╔══
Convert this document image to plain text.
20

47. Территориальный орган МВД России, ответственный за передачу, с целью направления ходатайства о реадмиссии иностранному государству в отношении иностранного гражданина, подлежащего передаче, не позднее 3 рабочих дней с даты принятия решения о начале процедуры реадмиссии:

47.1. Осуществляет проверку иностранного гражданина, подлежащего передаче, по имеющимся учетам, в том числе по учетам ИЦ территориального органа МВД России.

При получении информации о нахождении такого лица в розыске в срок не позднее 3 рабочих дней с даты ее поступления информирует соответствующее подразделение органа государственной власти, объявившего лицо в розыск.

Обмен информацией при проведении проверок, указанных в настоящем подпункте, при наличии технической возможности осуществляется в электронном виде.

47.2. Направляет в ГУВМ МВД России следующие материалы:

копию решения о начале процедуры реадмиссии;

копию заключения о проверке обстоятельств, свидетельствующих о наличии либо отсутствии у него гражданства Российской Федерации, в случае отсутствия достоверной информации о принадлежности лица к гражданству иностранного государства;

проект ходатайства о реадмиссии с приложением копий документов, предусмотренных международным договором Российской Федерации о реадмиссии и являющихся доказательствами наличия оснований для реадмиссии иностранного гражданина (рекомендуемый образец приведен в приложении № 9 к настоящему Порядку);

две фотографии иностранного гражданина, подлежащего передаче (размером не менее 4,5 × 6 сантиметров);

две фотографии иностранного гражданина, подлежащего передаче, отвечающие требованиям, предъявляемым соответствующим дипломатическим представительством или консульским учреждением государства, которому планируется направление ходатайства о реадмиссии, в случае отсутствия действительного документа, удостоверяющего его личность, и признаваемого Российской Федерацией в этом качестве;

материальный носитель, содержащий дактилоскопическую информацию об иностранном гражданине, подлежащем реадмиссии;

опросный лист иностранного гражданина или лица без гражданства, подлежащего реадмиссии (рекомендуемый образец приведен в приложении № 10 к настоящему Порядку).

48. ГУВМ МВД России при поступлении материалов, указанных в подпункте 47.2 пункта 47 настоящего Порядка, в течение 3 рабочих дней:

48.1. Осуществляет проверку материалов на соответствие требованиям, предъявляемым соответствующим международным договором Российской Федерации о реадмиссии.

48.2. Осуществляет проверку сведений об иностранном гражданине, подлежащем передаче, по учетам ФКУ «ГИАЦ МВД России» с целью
╚══
## WRITTEN TASK
Find how many lines of the entries contain "материалов". Respond with the number only.

## RIGHT ANSWER
2